EXTRACTED TEXT =
════════
Unbalanced disk usage - ES 2.1

On a 5 node cluster, the shards are balanced, but the disk space used is unbalanced. Checking the directories, I found that the shards are taking around 10 times the size of the shard on the disk.

//tickets_v2 2 p STARTED 1688677 30.5gb 10.14.23.210 Occulus
tickets_v2 2 r STARTED 1688677 28.9gb 10.14.66.191 Lila Cheney
tickets_v2 4 p STARTED 1690046 34.6gb 10.14.66.191 Lila Cheney
tickets_v2 4 r STARTED 1690046 30.1gb 10.14.17.10 Equinox
tickets_v2 1 r STARTED 1687292 26.9gb 10.14.23.210 Occulus
tickets_v2 1 p STARTED 1687292 30.1gb 10.14.23.34 Cowgirl
tickets_v2 3 p STARTED 1688535 31.3gb 10.14.65.216 Mastermind
tickets_v2 3 r STARTED 1688535 27.9gb 10.14.17.10 Equinox
tickets_v2 0 r STARTED 1688199 28.6gb 10.14.65.216 Mastermind
tickets_v2 0 p STARTED 1688198 30.2gb 10.14.23.34 Cowgirl

root@elasticsearch2:/data/elasticsearch/touch/nodes/0/indices/tickets_v2# du -sh *
299G 3
300G 4
8.0K _state

On the other node it is -

root@elasticsearch1:/data/elasticsearch/touch/nodes/0/indices/tickets_v2# du -sh *
28G 1
302G 2
8.0K _state
Why would this be? and any solutions to this ?
════════
RECORD SET =
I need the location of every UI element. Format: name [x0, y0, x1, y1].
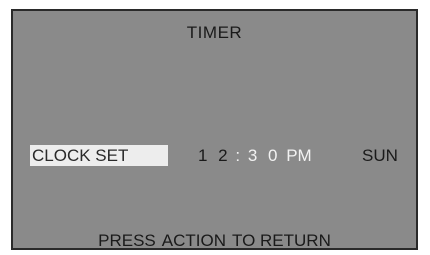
clock-minute[interactable]: 3 0 — [248, 146, 281, 165]
footer-instruction: PRESS ACTION TO RETURN — [13, 231, 416, 251]
clock-time[interactable]: 1 2 : 3 0 PM — [198, 145, 312, 166]
screen-title: TIMER — [186, 23, 243, 42]
clock-day[interactable]: SUN — [362, 145, 398, 166]
timer-screen: TIMER CLOCK SET 1 2 : 3 0 PM SUN PRESS AC… — [11, 9, 418, 250]
clock-set-menu-item[interactable]: CLOCK SET — [30, 145, 168, 166]
footer-word-to-return: TO RETURN — [232, 231, 331, 250]
clock-separator: : — [235, 146, 241, 165]
clock-period[interactable]: PM — [286, 146, 312, 165]
clock-hour[interactable]: 1 2 — [198, 146, 231, 165]
footer-word-action: ACTION — [161, 231, 226, 250]
footer-word-press: PRESS — [98, 231, 156, 250]
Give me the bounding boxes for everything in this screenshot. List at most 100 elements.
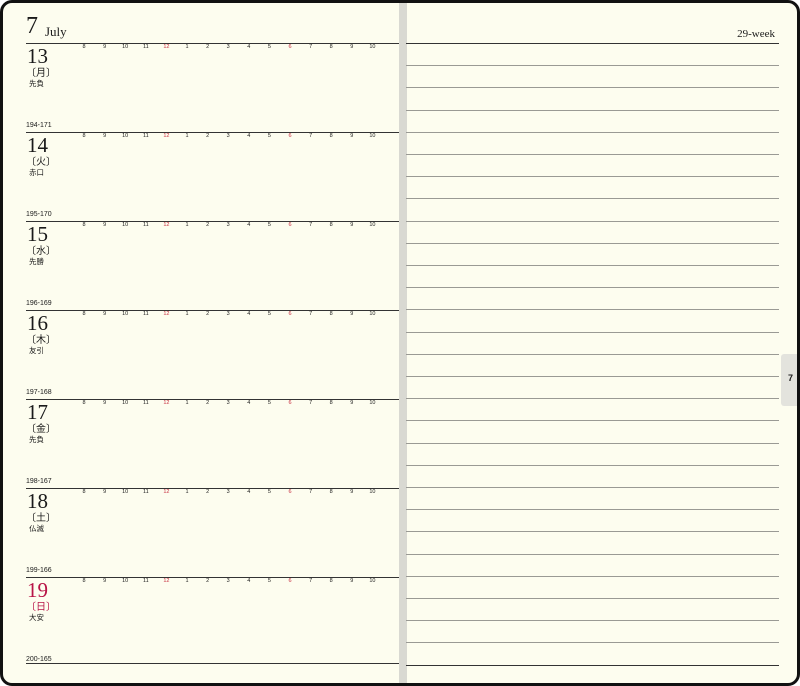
- day-block[interactable]: 17 〔金〕 先負 198-167 8 9 10 11 12 1 2 3 4 5 6 7 8 9 10: [26, 399, 399, 488]
- hour-mark: 12: [163, 578, 170, 584]
- hour-mark: 11: [142, 311, 149, 317]
- day-block[interactable]: 15 〔水〕 先勝 196-169 8 9 10 11 12 1 2 3 4 5 6 7 8 9 10: [26, 221, 399, 310]
- hour-mark: 4: [247, 578, 251, 584]
- bottom-rule: [26, 663, 399, 664]
- hour-mark: 9: [103, 578, 107, 584]
- hour-mark: 2: [206, 400, 210, 406]
- hour-mark: 10: [122, 44, 129, 50]
- hour-mark: 12: [163, 400, 170, 406]
- day-block[interactable]: 19 〔日〕 大安 200-165 8 9 10 11 12 1 2 3 4 5 6 7 8 9 10: [26, 577, 399, 666]
- day-count: 197-168: [26, 389, 52, 396]
- hour-mark: 4: [247, 400, 251, 406]
- month-index-tab-label: 7: [787, 373, 793, 383]
- hour-mark: 8: [82, 400, 86, 406]
- hour-mark: 10: [122, 222, 129, 228]
- day-rokuyo: 大安: [29, 613, 44, 622]
- ruled-line: [406, 620, 779, 621]
- ruled-line: [406, 665, 779, 666]
- hour-mark: 1: [185, 222, 189, 228]
- day-date: 15: [27, 222, 48, 246]
- hour-mark: 5: [267, 133, 271, 139]
- hour-mark: 12: [163, 489, 170, 495]
- hour-mark: 6: [288, 133, 292, 139]
- day-rokuyo: 仏滅: [29, 524, 44, 533]
- hour-mark: 9: [350, 311, 354, 317]
- hour-mark: 12: [163, 222, 170, 228]
- hour-mark: 11: [142, 222, 149, 228]
- day-block[interactable]: 13 〔月〕 先負 194-171 8 9 10 11 12 1 2 3 4 5 6 7 8 9 10: [26, 43, 399, 132]
- hour-mark: 9: [350, 222, 354, 228]
- day-block[interactable]: 14 〔火〕 赤口 195-170 8 9 10 11 12 1 2 3 4 5 6 7 8 9 10: [26, 132, 399, 221]
- day-count: 196-169: [26, 300, 52, 307]
- hour-mark: 8: [82, 578, 86, 584]
- day-block[interactable]: 16 〔木〕 友引 197-168 8 9 10 11 12 1 2 3 4 5 6 7 8 9 10: [26, 310, 399, 399]
- hour-mark: 12: [163, 44, 170, 50]
- ruled-line: [406, 176, 779, 177]
- hour-mark: 8: [329, 400, 333, 406]
- hour-mark: 8: [329, 489, 333, 495]
- hour-mark: 7: [309, 311, 313, 317]
- hour-mark: 7: [309, 578, 313, 584]
- hour-mark: 3: [226, 489, 230, 495]
- ruled-line: [406, 221, 779, 222]
- ruled-line: [406, 465, 779, 466]
- hour-mark: 7: [309, 489, 313, 495]
- hour-mark: 1: [185, 44, 189, 50]
- ruled-line: [406, 65, 779, 66]
- ruled-line: [406, 154, 779, 155]
- hour-mark: 3: [226, 311, 230, 317]
- hour-mark: 10: [122, 133, 129, 139]
- ruled-line: [406, 354, 779, 355]
- ruled-line: [406, 398, 779, 399]
- hour-mark: 8: [82, 222, 86, 228]
- hour-mark: 2: [206, 311, 210, 317]
- hour-mark: 4: [247, 44, 251, 50]
- hour-mark: 4: [247, 222, 251, 228]
- hour-mark: 1: [185, 311, 189, 317]
- hour-mark: 8: [82, 44, 86, 50]
- ruled-line: [406, 576, 779, 577]
- day-count: 194-171: [26, 122, 52, 129]
- hour-mark: 6: [288, 489, 292, 495]
- ruled-line: [406, 287, 779, 288]
- ruled-line: [406, 487, 779, 488]
- ruled-line: [406, 509, 779, 510]
- day-rokuyo: 先負: [29, 435, 44, 444]
- hour-mark: 7: [309, 400, 313, 406]
- day-weekday: 〔火〕: [26, 157, 56, 168]
- hour-mark: 8: [329, 133, 333, 139]
- weekly-planner-spread: 7 July 29-week 13 〔月〕 先負 194-171 8 9 10 11 12 1 2 3…: [0, 0, 800, 686]
- day-rokuyo: 赤口: [29, 168, 44, 177]
- hour-mark: 5: [267, 489, 271, 495]
- hour-mark: 1: [185, 489, 189, 495]
- hour-mark: 10: [122, 489, 129, 495]
- day-date: 16: [27, 311, 48, 335]
- hour-mark: 4: [247, 489, 251, 495]
- day-rokuyo: 先勝: [29, 257, 44, 266]
- hour-mark: 10: [122, 311, 129, 317]
- hour-mark: 9: [350, 578, 354, 584]
- hour-mark: 9: [350, 400, 354, 406]
- hour-mark: 5: [267, 400, 271, 406]
- day-weekday: 〔日〕: [26, 602, 56, 613]
- hour-mark: 2: [206, 489, 210, 495]
- day-weekday: 〔水〕: [26, 246, 56, 257]
- hour-mark: 11: [142, 400, 149, 406]
- day-weekday: 〔月〕: [26, 68, 56, 79]
- hour-mark: 8: [82, 133, 86, 139]
- day-block[interactable]: 18 〔土〕 仏滅 199-166 8 9 10 11 12 1 2 3 4 5 6 7 8 9 10: [26, 488, 399, 577]
- ruled-line: [406, 642, 779, 643]
- hour-mark: 12: [163, 133, 170, 139]
- hour-mark: 8: [329, 44, 333, 50]
- hour-mark: 6: [288, 578, 292, 584]
- day-date: 17: [27, 400, 48, 424]
- ruled-line: [406, 265, 779, 266]
- hour-mark: 10: [369, 400, 376, 406]
- hour-mark: 9: [350, 133, 354, 139]
- month-name: July: [45, 24, 67, 39]
- ruled-line: [406, 87, 779, 88]
- ruled-line: [406, 43, 779, 44]
- month-index-tab[interactable]: 7: [781, 354, 797, 406]
- hour-mark: 11: [142, 489, 149, 495]
- ruled-line: [406, 531, 779, 532]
════════
STATED PROBLEM = Reproduce the stretch of the disk usage post from "On the other" through "solutions to this ?" word for word. Answer using only the disk usage post, not the records.

OUTPUT OF THE EXERCISE =
On the other node it is -

root@elasticsearch1:/data/elasticsearch/touch/nodes/0/indices/tickets_v2# du -sh *
28G 1
302G 2
8.0K _state
Why would this be? and any solutions to this ?